Dataset rows
..............................

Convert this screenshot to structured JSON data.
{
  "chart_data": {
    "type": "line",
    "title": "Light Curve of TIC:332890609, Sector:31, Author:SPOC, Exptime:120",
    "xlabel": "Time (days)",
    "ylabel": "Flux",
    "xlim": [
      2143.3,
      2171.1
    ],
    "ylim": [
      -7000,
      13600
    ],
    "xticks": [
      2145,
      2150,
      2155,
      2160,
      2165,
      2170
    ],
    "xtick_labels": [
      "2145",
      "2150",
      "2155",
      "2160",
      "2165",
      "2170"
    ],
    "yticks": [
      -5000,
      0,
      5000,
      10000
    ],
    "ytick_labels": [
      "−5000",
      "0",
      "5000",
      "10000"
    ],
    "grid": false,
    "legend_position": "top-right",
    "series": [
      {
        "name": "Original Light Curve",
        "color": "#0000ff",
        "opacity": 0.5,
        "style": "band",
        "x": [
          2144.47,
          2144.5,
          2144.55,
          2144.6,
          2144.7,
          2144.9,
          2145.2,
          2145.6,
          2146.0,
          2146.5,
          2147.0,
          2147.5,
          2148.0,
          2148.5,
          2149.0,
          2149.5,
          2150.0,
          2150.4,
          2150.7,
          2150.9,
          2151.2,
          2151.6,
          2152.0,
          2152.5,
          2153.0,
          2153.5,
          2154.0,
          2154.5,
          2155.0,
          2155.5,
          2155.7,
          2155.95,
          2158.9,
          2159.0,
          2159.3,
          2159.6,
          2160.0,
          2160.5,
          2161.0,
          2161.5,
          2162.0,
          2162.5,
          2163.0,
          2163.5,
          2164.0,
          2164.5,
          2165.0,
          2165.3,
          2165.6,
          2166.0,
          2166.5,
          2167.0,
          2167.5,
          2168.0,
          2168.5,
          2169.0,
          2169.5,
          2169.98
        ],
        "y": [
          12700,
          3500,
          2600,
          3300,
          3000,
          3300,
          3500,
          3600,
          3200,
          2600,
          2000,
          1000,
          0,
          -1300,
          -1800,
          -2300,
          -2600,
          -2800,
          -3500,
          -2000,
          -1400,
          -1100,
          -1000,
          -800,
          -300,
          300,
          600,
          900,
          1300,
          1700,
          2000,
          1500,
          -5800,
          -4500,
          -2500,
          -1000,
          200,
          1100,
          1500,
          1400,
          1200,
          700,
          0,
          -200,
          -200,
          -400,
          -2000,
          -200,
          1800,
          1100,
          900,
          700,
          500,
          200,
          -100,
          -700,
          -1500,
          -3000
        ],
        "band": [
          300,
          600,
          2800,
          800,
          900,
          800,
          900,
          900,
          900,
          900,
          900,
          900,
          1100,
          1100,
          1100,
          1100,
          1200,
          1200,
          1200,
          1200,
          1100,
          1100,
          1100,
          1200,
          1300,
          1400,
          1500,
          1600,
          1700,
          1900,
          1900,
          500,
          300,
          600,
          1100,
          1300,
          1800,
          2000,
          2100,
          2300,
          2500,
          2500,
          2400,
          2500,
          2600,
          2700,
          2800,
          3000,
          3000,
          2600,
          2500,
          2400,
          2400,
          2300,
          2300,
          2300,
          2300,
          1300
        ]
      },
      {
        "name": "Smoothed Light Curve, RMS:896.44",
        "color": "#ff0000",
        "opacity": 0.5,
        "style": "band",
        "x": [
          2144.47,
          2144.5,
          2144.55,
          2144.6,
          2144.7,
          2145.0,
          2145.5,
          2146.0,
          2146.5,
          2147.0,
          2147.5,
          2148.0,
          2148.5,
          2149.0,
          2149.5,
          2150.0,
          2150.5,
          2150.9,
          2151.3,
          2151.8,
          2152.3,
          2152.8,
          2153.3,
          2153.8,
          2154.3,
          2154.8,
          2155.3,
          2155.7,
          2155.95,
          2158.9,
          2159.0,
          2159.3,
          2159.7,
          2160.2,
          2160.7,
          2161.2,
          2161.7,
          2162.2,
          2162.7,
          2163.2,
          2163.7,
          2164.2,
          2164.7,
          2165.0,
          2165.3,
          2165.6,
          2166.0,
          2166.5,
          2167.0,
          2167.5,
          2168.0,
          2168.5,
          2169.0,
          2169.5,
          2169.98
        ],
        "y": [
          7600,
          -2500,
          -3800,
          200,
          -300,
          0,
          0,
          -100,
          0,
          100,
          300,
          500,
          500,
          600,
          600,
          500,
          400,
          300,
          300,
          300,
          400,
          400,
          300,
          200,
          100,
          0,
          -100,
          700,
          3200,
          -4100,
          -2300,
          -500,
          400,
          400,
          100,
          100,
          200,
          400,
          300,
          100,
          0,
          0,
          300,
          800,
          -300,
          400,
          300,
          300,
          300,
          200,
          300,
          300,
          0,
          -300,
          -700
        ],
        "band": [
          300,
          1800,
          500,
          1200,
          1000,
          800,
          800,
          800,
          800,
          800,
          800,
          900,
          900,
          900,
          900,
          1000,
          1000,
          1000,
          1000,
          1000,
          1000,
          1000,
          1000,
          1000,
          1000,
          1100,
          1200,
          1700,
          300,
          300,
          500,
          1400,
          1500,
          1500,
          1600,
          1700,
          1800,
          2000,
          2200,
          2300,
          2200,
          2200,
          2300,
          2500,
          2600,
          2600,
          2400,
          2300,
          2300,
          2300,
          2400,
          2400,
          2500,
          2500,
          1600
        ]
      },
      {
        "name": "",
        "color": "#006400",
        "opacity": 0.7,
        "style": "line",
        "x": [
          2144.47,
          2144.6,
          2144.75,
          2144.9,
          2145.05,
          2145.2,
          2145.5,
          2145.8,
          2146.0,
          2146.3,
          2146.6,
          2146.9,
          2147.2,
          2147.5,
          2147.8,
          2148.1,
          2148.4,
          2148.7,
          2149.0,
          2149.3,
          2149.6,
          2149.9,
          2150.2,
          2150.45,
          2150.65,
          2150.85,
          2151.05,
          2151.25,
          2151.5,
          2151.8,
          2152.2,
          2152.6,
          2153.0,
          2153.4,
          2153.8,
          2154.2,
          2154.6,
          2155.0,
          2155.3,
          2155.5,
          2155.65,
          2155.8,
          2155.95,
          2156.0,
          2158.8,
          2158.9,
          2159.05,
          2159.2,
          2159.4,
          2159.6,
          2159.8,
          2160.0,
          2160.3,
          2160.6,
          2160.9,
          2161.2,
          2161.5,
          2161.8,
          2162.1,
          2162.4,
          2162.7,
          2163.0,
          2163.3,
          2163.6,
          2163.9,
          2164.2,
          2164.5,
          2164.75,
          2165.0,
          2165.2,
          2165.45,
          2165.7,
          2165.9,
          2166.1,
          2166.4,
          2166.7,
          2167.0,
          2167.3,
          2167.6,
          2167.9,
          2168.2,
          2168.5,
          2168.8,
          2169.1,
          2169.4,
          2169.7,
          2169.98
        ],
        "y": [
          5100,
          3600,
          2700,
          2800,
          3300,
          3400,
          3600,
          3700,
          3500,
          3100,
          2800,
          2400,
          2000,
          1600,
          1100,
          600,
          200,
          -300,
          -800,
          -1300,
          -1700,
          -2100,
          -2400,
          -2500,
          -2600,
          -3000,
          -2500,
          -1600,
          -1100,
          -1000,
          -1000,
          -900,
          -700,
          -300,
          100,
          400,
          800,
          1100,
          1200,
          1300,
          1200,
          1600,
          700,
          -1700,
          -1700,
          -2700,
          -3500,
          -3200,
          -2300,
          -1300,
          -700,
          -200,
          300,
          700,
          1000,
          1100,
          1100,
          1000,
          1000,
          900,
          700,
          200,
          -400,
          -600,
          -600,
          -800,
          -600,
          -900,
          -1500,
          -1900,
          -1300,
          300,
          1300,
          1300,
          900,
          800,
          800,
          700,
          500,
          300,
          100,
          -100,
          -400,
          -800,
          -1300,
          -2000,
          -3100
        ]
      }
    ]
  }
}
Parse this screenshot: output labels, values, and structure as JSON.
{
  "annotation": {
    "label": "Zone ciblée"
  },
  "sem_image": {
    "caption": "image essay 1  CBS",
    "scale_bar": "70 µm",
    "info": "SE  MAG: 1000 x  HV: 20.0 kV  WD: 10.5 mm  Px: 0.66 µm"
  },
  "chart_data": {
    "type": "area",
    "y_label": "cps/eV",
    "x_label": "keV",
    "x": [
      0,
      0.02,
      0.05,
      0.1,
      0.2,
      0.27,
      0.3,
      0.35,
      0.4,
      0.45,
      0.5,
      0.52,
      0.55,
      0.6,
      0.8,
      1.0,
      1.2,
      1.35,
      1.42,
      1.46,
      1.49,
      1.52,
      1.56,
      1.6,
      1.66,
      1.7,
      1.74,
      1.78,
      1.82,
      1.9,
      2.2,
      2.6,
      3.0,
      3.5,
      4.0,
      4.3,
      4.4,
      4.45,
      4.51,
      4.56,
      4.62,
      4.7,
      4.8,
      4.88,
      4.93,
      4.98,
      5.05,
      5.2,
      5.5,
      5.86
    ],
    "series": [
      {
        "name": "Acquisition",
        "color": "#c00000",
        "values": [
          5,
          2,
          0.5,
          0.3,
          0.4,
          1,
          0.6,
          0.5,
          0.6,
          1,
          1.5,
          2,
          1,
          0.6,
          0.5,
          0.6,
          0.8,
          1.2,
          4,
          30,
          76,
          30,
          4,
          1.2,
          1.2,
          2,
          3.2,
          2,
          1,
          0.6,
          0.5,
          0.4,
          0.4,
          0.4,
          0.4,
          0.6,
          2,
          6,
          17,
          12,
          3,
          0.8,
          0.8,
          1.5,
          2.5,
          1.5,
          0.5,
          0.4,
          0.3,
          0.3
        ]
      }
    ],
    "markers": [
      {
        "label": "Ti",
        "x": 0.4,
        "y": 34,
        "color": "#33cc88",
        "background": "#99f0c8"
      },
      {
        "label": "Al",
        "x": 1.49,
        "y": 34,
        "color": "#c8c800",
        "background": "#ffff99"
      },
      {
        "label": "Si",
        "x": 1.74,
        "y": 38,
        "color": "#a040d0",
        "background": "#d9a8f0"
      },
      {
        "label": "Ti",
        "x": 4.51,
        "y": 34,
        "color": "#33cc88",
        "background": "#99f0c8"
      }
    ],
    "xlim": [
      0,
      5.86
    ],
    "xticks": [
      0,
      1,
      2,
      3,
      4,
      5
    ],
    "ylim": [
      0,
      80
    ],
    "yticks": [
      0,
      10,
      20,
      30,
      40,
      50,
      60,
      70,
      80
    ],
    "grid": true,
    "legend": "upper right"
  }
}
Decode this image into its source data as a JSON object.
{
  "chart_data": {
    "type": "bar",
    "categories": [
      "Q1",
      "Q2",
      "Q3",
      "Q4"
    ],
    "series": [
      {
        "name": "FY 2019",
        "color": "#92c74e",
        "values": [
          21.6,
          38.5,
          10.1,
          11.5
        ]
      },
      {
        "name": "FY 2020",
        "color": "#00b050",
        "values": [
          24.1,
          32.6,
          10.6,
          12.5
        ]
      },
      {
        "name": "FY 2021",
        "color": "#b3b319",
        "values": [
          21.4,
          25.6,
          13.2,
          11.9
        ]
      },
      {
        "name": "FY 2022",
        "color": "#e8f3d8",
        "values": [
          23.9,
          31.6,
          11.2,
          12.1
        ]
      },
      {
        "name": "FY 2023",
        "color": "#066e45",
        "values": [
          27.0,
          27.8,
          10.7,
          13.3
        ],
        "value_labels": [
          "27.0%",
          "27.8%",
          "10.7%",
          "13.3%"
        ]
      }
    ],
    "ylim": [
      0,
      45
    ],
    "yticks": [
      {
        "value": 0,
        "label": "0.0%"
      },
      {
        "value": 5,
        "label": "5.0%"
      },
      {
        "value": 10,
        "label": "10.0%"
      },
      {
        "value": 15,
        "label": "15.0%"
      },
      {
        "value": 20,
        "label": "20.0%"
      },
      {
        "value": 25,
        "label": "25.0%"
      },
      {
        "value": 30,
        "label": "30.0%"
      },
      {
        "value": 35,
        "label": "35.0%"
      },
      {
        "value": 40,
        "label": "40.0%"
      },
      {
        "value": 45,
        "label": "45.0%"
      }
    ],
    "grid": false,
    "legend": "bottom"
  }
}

..............................

[Exercise details]
Report how many lines of the listing hold the string "screenshot", giving only the number.

[Right answer]
2